● GOAL: Gather the lines below that include the string "pareja", copying each in full.

● TASK DATA:
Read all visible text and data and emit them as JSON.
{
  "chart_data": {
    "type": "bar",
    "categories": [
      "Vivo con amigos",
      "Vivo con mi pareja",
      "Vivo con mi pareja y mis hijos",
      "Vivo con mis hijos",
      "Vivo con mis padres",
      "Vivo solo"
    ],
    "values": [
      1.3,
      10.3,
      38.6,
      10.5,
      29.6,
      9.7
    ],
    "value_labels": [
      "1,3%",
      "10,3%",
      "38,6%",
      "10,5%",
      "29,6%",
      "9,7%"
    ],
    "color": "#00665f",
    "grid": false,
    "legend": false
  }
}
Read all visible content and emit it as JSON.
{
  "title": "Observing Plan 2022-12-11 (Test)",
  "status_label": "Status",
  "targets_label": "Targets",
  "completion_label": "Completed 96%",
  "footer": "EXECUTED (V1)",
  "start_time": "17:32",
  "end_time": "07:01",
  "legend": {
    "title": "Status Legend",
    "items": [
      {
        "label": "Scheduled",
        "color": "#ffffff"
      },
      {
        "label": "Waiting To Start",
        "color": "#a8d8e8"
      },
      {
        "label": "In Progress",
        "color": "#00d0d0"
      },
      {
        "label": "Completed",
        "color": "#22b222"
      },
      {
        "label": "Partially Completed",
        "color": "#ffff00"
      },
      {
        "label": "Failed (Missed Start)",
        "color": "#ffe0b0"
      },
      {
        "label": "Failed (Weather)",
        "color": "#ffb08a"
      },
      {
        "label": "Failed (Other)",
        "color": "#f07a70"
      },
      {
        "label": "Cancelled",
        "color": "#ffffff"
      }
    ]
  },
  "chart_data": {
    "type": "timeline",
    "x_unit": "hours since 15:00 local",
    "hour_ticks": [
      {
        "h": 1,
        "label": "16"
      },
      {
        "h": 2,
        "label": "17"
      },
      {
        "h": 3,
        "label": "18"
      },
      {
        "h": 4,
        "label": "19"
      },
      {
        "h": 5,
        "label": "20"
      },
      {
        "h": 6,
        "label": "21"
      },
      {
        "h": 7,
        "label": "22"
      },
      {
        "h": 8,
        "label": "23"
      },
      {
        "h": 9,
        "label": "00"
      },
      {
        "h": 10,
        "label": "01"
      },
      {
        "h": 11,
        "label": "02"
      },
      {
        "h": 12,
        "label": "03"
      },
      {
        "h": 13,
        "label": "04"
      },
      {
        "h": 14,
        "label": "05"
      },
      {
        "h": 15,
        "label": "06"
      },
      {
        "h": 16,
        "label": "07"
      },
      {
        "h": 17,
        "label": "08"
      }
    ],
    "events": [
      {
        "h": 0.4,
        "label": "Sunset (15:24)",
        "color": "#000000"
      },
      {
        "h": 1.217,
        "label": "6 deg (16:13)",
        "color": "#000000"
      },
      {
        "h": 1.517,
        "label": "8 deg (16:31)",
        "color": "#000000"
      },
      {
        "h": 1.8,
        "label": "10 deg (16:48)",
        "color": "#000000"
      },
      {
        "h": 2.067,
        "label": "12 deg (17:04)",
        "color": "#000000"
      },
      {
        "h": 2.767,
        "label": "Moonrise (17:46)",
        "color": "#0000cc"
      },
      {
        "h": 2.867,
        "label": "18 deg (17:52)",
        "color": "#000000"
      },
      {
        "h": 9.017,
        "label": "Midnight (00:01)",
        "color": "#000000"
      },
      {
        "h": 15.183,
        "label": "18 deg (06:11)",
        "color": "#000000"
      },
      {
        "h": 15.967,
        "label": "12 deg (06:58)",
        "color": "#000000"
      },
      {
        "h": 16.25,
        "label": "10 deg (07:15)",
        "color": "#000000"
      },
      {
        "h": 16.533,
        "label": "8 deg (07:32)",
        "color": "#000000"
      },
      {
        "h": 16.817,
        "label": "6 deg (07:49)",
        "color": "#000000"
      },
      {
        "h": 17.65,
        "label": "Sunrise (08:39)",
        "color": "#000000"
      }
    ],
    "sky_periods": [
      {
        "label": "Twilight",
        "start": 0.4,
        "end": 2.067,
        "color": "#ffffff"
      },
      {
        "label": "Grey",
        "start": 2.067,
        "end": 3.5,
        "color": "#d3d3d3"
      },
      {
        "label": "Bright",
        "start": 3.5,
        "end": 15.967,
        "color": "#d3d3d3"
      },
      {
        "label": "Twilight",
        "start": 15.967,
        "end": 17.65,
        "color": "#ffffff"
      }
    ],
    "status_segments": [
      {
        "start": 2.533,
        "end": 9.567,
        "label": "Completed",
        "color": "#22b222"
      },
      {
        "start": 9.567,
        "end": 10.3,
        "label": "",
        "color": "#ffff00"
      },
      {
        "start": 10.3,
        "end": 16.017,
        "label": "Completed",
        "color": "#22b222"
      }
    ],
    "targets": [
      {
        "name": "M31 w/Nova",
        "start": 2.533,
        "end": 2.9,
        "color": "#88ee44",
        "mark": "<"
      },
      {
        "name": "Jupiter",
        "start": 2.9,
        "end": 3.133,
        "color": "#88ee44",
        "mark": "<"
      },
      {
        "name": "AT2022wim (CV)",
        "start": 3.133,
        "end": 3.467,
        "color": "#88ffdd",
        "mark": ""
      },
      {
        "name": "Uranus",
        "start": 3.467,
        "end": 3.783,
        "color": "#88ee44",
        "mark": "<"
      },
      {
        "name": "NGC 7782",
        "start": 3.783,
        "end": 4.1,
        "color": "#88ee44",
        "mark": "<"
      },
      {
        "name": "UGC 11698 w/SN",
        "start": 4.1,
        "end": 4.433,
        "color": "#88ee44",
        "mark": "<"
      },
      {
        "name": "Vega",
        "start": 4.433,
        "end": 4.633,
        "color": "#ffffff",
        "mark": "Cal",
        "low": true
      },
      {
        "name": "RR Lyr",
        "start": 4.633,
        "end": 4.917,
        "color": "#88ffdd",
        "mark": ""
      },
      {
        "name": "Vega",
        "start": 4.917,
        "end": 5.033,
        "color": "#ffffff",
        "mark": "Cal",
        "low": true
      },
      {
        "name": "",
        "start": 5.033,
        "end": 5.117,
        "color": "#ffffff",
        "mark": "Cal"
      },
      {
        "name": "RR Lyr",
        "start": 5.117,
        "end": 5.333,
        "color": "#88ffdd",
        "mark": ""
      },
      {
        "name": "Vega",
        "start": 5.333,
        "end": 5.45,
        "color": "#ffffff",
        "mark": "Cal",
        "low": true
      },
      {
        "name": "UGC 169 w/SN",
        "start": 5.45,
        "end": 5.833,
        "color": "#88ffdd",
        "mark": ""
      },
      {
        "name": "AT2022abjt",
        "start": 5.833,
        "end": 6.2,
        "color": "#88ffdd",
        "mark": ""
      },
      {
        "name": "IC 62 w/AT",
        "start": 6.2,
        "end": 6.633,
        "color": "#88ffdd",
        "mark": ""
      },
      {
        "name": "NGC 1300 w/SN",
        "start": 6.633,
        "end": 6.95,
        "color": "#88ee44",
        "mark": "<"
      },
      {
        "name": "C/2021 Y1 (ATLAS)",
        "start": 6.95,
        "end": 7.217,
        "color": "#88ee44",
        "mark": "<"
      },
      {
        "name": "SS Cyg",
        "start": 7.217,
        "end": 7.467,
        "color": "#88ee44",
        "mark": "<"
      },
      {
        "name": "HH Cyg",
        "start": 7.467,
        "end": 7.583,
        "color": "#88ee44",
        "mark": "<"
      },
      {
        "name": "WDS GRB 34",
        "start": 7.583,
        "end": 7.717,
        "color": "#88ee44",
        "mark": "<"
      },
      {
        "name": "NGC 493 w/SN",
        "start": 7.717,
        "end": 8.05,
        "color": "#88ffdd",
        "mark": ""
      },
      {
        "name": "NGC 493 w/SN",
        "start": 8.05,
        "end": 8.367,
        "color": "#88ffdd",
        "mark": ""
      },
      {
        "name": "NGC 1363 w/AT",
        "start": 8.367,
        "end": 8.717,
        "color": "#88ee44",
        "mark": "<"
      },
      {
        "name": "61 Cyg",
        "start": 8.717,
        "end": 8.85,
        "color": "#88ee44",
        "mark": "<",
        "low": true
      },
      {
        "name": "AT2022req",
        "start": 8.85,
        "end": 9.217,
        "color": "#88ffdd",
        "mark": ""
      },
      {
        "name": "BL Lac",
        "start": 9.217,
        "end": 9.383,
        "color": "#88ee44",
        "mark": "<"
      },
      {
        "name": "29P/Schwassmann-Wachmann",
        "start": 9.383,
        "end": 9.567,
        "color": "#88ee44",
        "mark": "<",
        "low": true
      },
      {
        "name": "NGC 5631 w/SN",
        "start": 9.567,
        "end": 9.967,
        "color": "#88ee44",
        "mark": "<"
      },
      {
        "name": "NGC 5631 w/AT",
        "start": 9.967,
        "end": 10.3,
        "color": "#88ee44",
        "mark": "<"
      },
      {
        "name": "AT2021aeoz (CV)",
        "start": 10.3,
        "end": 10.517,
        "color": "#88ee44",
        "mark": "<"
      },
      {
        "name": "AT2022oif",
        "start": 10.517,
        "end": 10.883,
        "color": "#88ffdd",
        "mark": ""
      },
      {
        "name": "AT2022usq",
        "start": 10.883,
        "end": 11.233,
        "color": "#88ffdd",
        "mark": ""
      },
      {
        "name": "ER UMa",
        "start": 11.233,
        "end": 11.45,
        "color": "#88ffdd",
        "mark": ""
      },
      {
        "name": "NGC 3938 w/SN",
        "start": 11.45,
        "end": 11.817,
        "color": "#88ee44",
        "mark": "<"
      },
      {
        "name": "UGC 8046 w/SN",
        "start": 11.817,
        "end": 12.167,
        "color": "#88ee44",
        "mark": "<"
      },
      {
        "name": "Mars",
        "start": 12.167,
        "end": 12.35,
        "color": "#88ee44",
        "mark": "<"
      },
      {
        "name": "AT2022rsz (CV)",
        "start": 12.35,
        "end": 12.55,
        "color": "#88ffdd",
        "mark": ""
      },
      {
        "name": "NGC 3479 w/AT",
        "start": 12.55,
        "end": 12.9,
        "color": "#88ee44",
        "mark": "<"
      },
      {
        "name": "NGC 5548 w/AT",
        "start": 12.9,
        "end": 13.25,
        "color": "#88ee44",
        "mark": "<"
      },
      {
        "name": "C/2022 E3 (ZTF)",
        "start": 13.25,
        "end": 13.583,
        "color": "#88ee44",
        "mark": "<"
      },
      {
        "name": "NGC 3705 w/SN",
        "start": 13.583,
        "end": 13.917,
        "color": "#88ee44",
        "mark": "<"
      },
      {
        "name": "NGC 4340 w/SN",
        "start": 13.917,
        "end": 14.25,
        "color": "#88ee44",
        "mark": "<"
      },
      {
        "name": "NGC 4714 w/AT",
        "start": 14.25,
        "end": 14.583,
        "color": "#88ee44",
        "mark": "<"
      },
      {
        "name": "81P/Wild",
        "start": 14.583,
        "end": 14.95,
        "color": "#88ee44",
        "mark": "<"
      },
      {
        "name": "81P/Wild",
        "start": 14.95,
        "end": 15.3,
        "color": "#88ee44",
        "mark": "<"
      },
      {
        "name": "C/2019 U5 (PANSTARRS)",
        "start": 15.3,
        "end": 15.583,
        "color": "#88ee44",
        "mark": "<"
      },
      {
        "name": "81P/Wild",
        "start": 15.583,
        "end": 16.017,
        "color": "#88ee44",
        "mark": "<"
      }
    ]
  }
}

● COMPLETE RESPONSE:
      "Vivo con mi pareja",
      "Vivo con mi pareja y mis hijos",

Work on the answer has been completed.